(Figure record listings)
>>

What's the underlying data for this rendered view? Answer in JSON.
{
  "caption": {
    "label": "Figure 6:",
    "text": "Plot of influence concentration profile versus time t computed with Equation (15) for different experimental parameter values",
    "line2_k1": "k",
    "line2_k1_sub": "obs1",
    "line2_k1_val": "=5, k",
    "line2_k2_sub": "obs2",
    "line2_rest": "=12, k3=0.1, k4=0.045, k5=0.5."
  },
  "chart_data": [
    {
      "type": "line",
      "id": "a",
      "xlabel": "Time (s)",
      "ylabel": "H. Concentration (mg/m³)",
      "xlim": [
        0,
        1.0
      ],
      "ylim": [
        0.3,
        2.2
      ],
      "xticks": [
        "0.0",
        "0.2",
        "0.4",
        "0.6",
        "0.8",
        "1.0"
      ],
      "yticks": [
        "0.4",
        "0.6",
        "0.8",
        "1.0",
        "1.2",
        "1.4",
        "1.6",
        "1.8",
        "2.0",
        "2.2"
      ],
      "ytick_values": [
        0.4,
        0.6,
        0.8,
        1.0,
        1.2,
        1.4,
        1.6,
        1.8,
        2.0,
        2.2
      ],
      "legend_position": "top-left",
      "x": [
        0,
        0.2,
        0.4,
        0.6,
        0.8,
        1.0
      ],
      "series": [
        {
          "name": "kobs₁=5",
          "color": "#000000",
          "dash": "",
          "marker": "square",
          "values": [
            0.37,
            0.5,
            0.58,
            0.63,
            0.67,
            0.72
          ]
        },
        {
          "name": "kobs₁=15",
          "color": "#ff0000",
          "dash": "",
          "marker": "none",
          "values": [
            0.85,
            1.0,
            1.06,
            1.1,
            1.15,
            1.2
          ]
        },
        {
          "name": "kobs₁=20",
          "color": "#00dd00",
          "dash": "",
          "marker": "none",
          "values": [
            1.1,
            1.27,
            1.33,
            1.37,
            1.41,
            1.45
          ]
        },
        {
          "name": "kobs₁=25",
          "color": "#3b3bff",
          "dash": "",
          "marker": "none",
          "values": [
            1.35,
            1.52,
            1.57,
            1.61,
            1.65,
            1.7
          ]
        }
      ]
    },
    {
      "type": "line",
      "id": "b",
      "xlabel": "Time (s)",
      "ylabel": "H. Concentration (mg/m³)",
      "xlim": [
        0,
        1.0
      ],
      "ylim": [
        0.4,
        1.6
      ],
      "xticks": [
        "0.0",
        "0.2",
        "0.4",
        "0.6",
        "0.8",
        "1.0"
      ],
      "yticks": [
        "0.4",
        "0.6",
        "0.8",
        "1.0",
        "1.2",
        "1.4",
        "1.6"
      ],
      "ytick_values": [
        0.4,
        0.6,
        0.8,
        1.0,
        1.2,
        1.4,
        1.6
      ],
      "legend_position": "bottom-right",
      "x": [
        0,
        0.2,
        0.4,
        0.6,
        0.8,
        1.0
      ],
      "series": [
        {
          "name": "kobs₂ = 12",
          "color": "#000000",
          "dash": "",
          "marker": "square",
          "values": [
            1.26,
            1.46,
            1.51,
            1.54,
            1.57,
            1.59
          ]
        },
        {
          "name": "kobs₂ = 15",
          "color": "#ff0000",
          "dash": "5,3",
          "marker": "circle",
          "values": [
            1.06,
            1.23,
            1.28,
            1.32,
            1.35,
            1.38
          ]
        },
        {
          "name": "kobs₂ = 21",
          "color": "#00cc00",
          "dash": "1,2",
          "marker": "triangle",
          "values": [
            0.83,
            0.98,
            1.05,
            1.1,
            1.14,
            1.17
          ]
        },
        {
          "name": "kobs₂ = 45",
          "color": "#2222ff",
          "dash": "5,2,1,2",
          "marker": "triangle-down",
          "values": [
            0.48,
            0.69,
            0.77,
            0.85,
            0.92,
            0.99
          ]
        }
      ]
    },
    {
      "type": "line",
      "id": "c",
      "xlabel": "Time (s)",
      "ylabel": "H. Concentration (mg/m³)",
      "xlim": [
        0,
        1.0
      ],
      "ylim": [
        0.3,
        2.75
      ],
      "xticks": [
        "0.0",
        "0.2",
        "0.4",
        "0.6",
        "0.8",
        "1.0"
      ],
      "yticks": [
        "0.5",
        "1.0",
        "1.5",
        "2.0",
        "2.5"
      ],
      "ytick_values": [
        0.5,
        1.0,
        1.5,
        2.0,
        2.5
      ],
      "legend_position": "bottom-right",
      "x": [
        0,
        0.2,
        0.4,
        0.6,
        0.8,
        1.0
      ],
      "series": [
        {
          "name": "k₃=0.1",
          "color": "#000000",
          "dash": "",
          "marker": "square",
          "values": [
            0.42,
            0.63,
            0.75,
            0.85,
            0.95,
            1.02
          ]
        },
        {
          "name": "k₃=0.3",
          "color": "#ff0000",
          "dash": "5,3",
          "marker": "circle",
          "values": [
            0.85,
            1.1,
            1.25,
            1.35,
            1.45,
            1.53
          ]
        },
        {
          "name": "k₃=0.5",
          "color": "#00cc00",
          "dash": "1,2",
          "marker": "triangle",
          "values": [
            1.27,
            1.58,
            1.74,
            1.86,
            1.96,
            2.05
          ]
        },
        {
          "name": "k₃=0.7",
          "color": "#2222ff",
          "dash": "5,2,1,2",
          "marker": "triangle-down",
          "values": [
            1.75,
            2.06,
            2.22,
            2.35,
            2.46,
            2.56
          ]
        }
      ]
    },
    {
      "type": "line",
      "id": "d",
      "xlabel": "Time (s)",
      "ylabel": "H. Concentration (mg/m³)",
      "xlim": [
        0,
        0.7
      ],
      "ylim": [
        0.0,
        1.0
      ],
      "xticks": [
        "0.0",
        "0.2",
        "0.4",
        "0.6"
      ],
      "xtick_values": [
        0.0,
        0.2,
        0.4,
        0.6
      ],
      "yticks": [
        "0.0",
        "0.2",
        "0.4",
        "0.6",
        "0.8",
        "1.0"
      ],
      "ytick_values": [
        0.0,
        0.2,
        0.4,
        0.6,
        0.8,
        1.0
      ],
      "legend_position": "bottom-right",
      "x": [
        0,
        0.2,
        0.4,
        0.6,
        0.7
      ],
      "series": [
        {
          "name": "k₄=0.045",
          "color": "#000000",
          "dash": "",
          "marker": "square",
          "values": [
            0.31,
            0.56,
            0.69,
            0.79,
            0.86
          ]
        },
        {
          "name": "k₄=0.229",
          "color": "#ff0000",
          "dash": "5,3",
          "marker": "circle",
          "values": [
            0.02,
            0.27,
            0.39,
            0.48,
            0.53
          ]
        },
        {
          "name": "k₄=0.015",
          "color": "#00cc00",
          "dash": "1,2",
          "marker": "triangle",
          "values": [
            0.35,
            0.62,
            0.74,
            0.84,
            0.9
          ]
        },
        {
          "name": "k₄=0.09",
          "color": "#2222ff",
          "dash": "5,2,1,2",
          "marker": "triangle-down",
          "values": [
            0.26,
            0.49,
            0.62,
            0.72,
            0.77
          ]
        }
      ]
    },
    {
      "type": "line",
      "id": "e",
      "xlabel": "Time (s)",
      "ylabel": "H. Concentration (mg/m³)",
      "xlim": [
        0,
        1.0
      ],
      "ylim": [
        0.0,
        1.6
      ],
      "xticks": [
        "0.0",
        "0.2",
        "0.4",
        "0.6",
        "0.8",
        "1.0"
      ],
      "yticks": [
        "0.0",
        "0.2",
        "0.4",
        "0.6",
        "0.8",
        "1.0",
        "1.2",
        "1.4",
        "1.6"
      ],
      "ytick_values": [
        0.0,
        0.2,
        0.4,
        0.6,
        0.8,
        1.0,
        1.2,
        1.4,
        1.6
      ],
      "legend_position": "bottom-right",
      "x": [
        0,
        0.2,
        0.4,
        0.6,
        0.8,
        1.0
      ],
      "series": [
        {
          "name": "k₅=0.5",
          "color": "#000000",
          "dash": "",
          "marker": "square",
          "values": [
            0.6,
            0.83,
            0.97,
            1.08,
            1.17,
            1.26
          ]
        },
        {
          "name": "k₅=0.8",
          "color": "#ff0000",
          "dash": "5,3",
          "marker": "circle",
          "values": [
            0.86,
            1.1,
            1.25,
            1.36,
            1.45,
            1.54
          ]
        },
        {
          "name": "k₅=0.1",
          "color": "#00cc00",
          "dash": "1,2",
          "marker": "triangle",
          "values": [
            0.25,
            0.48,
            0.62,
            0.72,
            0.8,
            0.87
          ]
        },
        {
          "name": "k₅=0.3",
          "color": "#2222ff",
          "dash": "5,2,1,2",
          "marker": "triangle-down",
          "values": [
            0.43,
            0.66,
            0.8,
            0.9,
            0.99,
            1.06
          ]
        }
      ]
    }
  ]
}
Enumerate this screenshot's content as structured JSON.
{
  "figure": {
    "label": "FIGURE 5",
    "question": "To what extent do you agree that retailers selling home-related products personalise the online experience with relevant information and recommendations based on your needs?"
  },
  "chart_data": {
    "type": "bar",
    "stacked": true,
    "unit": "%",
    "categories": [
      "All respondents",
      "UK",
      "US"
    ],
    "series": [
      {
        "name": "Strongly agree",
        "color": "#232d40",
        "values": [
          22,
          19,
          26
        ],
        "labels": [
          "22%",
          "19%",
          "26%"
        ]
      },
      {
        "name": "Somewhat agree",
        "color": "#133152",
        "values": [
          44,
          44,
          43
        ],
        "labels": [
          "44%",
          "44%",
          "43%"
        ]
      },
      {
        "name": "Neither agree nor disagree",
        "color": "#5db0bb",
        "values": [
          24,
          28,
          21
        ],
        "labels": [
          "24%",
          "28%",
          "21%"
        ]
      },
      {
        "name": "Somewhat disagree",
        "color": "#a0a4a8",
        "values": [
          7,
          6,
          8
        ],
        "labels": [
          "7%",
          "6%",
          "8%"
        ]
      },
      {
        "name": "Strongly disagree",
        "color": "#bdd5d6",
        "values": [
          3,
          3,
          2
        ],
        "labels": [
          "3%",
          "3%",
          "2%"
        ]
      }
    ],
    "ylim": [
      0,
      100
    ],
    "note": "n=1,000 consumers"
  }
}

<<

*REQUEST*
Quote the lines of the listing above that run from the line with "Enumerate this screenshot's" through its last line, both included, and nothing else.

*RESPONSE BELOW*
Enumerate this screenshot's content as structured JSON.
{
  "figure": {
    "label": "FIGURE 5",
    "question": "To what extent do you agree that retailers selling home-related products personalise the online experience with relevant information and recommendations based on your needs?"
  },
  "chart_data": {
    "type": "bar",
    "stacked": true,
    "unit": "%",
    "categories": [
      "All respondents",
      "UK",
      "US"
    ],
    "series": [
      {
        "name": "Strongly agree",
        "color": "#232d40",
        "values": [
          22,
          19,
          26
        ],
        "labels": [
          "22%",
          "19%",
          "26%"
        ]
      },
      {
        "name": "Somewhat agree",
        "color": "#133152",
        "values": [
          44,
          44,
          43
        ],
        "labels": [
          "44%",
          "44%",
          "43%"
        ]
      },
      {
        "name": "Neither agree nor disagree",
        "color": "#5db0bb",
        "values": [
          24,
          28,
          21
        ],
        "labels": [
          "24%",
          "28%",
          "21%"
        ]
      },
      {
        "name": "Somewhat disagree",
        "color": "#a0a4a8",
        "values": [
          7,
          6,
          8
        ],
        "labels": [
          "7%",
          "6%",
          "8%"
        ]
      },
      {
        "name": "Strongly disagree",
        "color": "#bdd5d6",
        "values": [
          3,
          3,
          2
        ],
        "labels": [
          "3%",
          "3%",
          "2%"
        ]
      }
    ],
    "ylim": [
      0,
      100
    ],
    "note": "n=1,000 consumers"
  }
}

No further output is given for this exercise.